▶ [Directions for this task]: Report how many lines below contain the word "prezente", and give only that number.

▶ [Listed records]:
[START]
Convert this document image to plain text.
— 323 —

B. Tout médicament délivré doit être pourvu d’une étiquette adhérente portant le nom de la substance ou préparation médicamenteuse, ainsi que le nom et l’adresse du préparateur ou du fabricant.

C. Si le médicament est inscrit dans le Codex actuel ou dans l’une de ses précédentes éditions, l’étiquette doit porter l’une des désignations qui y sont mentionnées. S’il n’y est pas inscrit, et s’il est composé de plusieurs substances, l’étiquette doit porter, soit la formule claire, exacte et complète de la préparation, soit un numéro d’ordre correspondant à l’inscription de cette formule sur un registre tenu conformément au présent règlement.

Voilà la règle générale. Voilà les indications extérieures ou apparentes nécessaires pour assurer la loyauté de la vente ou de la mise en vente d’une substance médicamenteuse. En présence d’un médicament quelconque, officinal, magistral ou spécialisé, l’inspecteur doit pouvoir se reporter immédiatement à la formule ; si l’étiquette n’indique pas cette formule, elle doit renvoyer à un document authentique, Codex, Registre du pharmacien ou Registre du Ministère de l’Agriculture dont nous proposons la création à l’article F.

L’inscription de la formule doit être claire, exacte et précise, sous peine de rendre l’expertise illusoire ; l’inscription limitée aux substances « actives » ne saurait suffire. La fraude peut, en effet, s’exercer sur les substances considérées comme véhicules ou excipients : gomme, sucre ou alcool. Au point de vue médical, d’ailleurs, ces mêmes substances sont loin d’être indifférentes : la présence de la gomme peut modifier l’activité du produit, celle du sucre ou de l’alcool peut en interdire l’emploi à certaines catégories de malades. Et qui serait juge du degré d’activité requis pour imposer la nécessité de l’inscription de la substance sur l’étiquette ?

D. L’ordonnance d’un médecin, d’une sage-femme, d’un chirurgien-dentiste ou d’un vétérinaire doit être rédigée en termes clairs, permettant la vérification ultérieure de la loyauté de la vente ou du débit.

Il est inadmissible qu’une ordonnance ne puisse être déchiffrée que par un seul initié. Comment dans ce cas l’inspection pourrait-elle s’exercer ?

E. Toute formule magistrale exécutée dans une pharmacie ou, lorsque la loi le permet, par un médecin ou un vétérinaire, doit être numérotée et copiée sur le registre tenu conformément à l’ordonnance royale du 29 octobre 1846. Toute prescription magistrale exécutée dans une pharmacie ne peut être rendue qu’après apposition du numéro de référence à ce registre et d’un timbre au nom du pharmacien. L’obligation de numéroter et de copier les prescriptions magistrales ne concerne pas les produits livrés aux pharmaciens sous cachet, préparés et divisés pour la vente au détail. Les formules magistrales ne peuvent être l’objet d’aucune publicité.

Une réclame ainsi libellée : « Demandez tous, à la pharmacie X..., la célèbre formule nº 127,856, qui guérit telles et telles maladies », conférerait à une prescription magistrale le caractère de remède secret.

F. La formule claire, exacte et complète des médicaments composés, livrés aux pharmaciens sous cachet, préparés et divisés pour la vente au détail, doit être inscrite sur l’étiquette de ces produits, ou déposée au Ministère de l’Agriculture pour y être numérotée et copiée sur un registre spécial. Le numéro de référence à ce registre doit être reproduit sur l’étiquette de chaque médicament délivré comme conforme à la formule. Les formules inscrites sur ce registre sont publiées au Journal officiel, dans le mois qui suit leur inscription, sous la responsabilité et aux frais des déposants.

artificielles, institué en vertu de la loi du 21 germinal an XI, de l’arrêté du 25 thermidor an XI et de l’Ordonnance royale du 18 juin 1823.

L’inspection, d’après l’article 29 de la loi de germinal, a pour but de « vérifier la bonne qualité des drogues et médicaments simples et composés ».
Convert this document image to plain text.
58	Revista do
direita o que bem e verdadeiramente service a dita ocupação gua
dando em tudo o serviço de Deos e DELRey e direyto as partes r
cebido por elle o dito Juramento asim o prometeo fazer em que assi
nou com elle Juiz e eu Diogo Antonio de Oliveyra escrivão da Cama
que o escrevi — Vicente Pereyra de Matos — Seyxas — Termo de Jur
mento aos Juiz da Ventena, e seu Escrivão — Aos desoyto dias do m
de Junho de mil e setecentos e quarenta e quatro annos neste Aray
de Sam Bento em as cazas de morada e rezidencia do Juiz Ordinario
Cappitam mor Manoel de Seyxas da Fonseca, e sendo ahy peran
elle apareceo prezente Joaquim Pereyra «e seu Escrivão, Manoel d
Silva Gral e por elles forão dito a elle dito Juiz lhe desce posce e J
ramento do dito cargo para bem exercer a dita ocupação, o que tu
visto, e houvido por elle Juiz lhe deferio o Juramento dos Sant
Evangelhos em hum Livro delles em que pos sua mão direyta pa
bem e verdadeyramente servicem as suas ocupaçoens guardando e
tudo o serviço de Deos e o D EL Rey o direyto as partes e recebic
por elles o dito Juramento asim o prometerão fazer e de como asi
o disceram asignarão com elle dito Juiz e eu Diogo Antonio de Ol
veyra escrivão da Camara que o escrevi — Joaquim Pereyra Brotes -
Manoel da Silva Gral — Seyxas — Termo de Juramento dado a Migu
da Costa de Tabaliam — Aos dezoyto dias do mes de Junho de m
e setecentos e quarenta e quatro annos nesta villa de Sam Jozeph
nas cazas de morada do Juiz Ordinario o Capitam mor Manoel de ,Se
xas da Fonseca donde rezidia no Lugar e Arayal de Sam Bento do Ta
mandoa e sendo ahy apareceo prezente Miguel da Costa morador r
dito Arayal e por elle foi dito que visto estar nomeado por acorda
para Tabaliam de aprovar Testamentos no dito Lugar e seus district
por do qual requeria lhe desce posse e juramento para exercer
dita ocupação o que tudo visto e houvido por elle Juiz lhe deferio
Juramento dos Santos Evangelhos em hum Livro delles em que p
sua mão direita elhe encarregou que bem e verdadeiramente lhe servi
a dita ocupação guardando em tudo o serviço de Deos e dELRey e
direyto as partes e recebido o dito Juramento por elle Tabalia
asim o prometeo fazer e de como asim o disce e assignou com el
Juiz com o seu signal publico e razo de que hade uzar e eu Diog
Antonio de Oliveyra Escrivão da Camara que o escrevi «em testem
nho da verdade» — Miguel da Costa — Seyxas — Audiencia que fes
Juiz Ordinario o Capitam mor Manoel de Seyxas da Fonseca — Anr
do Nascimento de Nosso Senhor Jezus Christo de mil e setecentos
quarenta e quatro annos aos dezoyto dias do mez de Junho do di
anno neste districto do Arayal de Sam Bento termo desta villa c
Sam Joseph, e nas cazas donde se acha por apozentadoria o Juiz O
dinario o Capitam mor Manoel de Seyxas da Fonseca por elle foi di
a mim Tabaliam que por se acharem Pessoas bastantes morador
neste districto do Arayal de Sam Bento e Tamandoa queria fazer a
[END]
[START]
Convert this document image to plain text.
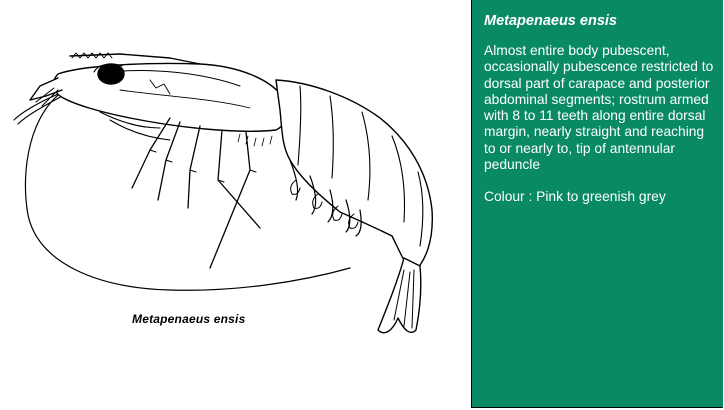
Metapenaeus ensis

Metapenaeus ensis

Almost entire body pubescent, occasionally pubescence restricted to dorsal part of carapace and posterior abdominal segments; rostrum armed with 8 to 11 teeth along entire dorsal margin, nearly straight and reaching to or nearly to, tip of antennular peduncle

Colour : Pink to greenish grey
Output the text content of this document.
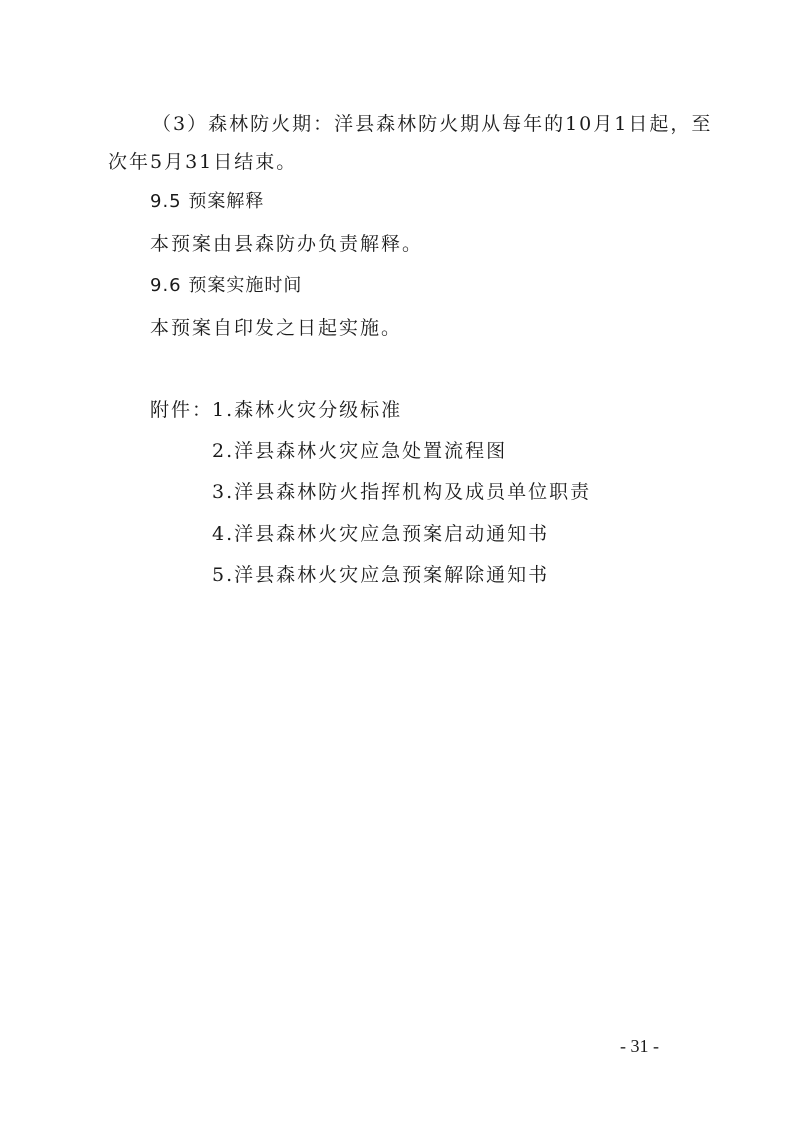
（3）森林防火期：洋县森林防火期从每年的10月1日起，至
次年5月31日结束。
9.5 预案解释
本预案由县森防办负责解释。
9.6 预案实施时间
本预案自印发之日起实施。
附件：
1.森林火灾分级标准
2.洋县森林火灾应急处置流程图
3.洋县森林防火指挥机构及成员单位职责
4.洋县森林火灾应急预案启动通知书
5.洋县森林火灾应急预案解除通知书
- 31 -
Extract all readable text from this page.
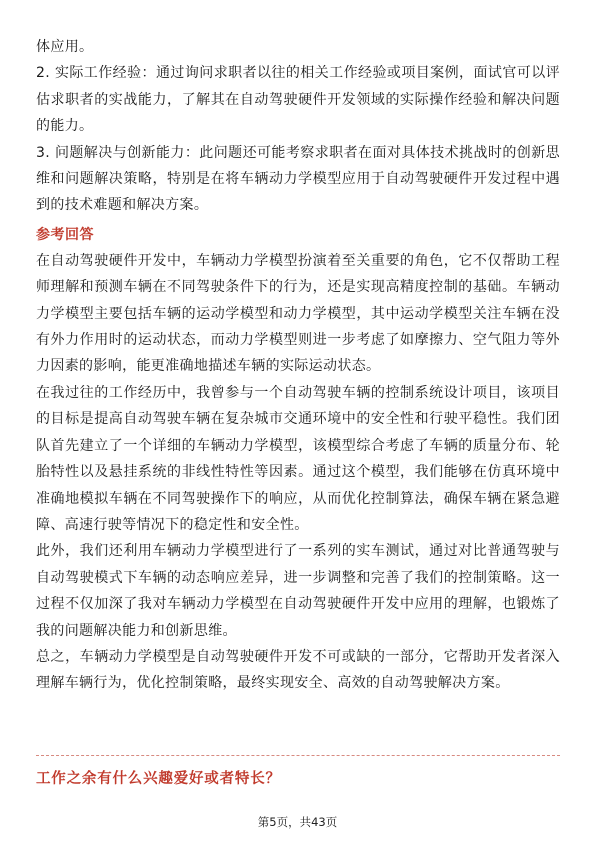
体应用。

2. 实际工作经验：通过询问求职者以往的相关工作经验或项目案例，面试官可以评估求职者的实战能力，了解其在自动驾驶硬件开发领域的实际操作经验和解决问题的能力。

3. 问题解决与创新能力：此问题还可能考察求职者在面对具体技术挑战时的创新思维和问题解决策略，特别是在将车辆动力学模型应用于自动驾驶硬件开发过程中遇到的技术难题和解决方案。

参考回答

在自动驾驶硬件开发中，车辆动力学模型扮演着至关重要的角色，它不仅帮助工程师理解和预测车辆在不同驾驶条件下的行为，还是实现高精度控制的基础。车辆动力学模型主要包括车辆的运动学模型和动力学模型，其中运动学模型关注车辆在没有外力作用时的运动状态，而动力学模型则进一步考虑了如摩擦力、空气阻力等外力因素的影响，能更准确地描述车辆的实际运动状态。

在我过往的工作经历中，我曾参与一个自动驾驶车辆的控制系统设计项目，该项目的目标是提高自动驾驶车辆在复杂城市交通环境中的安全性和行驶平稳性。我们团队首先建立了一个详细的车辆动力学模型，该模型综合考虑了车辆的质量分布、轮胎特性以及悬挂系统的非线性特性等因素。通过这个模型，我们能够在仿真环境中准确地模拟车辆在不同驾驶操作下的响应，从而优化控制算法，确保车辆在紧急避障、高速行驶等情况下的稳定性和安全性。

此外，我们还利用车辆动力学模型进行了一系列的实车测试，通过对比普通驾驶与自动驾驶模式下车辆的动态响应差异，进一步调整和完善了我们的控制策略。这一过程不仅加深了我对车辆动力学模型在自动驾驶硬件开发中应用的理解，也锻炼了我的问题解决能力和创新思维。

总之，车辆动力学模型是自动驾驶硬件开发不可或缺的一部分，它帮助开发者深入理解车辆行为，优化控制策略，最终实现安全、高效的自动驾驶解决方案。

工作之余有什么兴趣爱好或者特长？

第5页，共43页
[END]
▶ [The answer]: 2